— Start of Extracted entries —
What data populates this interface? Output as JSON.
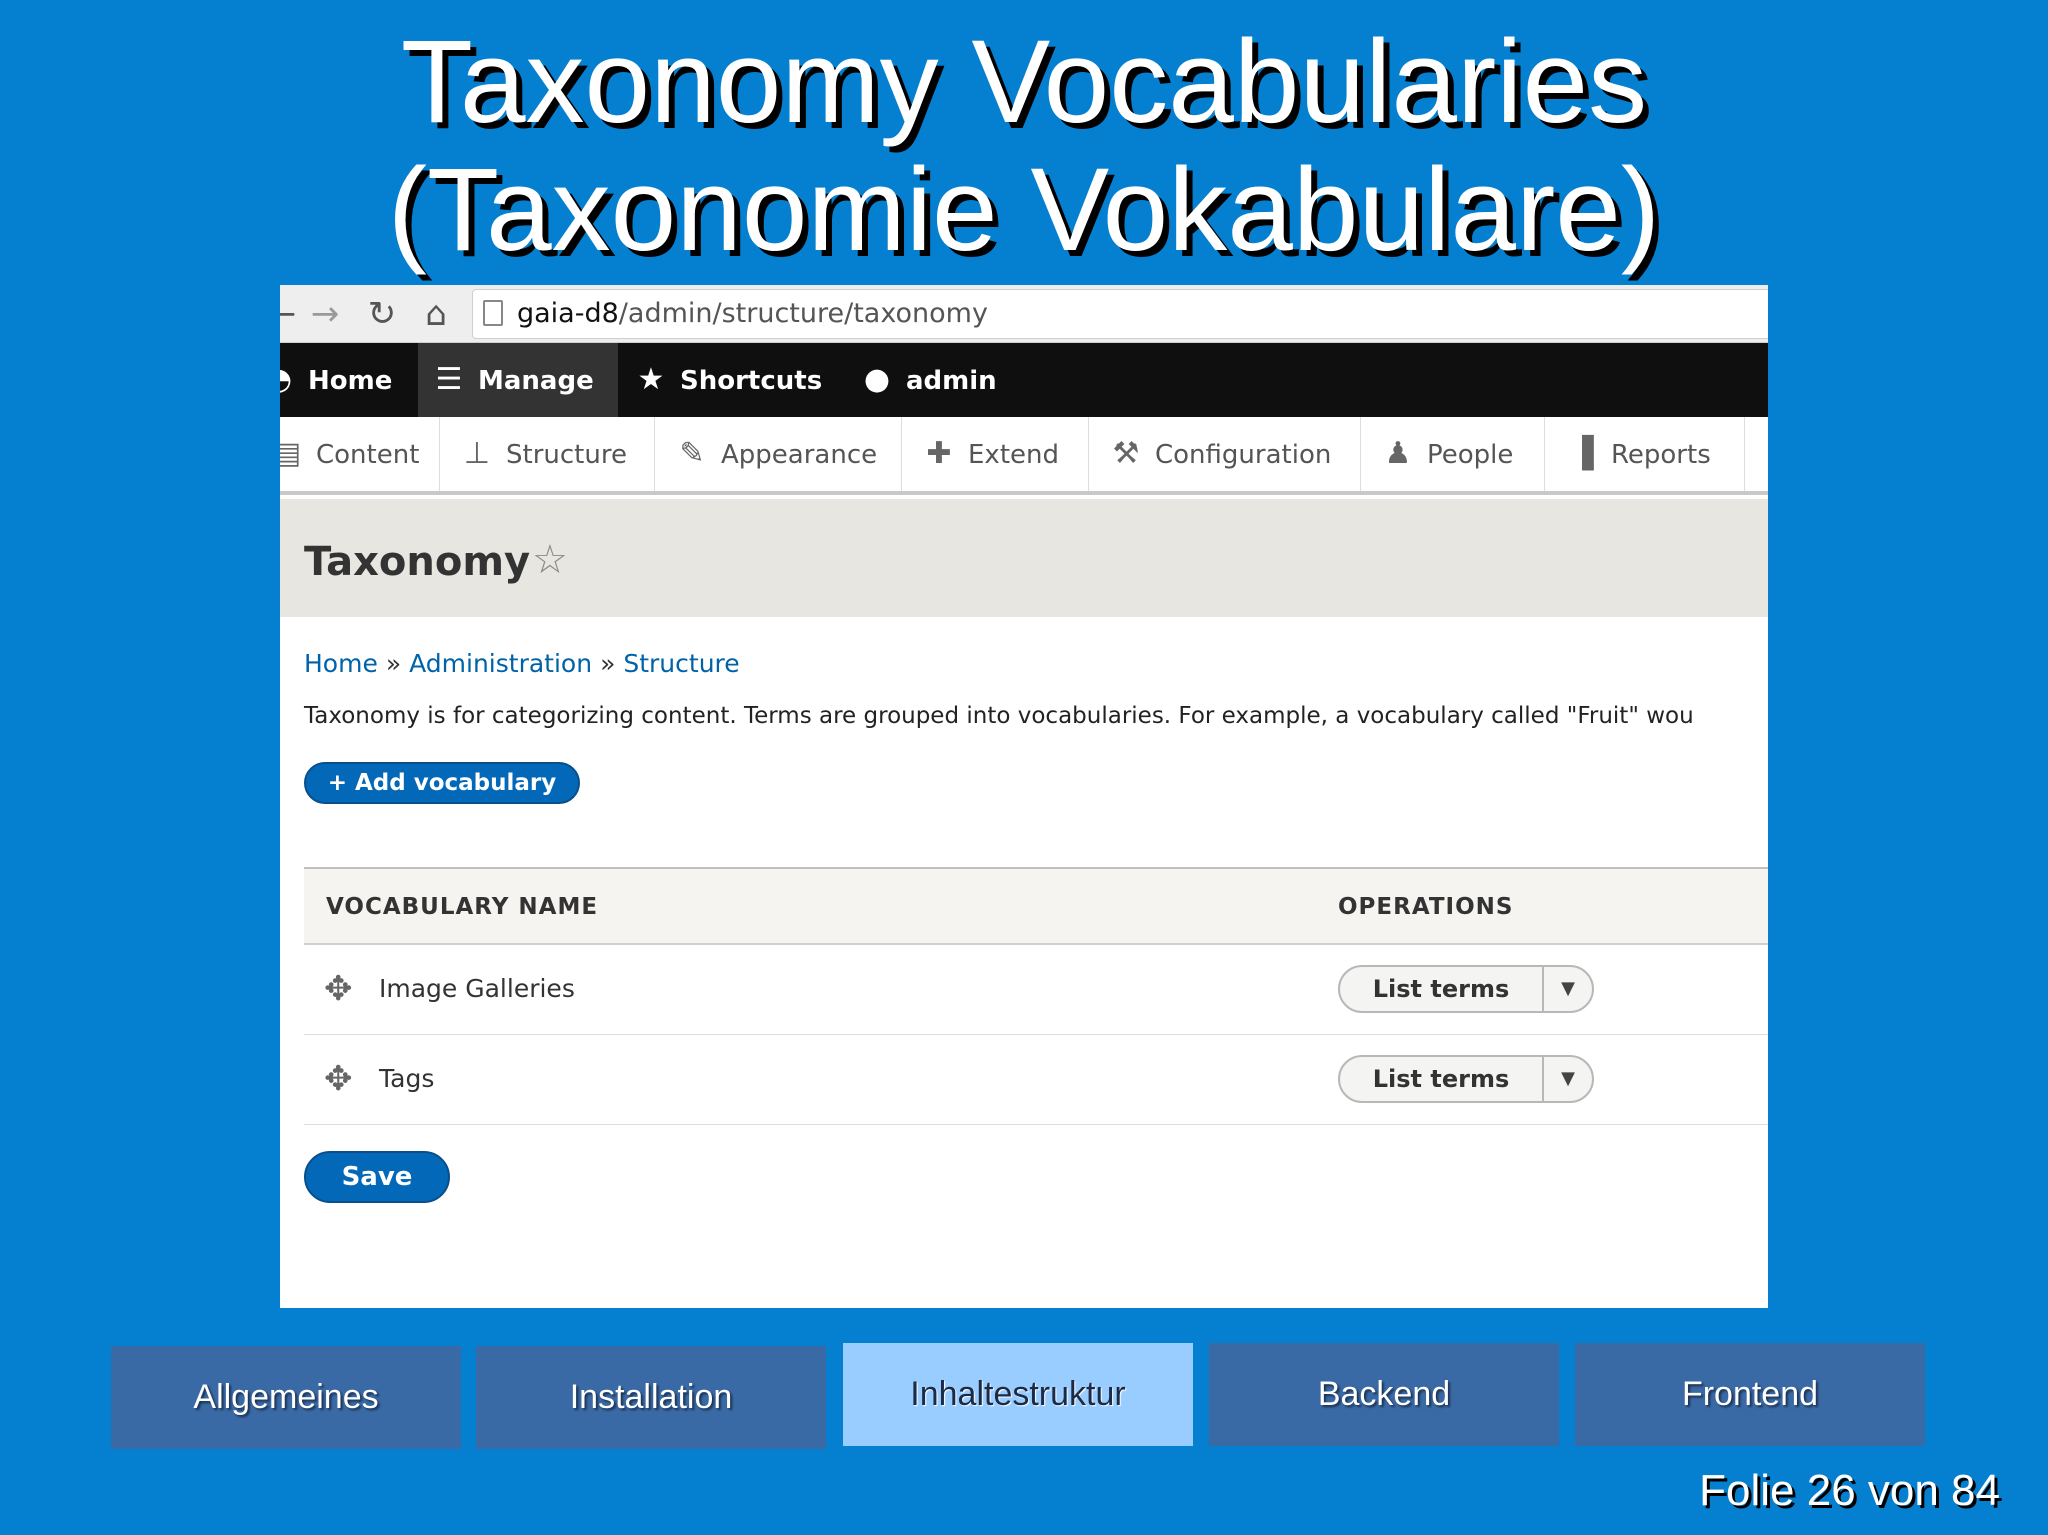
{
  "slide": {
    "title_line1": "Taxonomy Vocabularies",
    "title_line2": "(Taxonomie Vokabulare)",
    "counter": "Folie 26 von 84",
    "nav_tabs": [
      {
        "label": "Allgemeines",
        "current": false
      },
      {
        "label": "Installation",
        "current": false
      },
      {
        "label": "Inhaltestruktur",
        "current": true
      },
      {
        "label": "Backend",
        "current": false
      },
      {
        "label": "Frontend",
        "current": false
      }
    ]
  },
  "browser": {
    "url_host": "gaia-d8",
    "url_path": "/admin/structure/taxonomy"
  },
  "toolbar": {
    "home": "Home",
    "manage": "Manage",
    "shortcuts": "Shortcuts",
    "user": "admin"
  },
  "tray": {
    "content": "Content",
    "structure": "Structure",
    "appearance": "Appearance",
    "extend": "Extend",
    "configuration": "Configuration",
    "people": "People",
    "reports": "Reports"
  },
  "page": {
    "title": "Taxonomy",
    "breadcrumb": [
      "Home",
      "Administration",
      "Structure"
    ],
    "breadcrumb_separator": "»",
    "description": "Taxonomy is for categorizing content. Terms are grouped into vocabularies. For example, a vocabulary called \"Fruit\" wou",
    "add_button": "+ Add vocabulary",
    "table": {
      "headers": [
        "VOCABULARY NAME",
        "OPERATIONS"
      ],
      "rows": [
        {
          "name": "Image Galleries",
          "operation": "List terms"
        },
        {
          "name": "Tags",
          "operation": "List terms"
        }
      ]
    },
    "save_button": "Save"
  },
  "colors": {
    "slide_background": "#0580d0",
    "drupal_blue": "#0368b8",
    "nav_tab": "#3a6aa5",
    "nav_tab_current": "#99ccff"
  }
}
— End of Extracted entries —
» **Set exercise**: Using the records above, select and copy every line that has the word "label".

» **Solution to this exercise**:
        "label": "Allgemeines",
        "label": "Installation",
        "label": "Inhaltestruktur",
        "label": "Backend",
        "label": "Frontend",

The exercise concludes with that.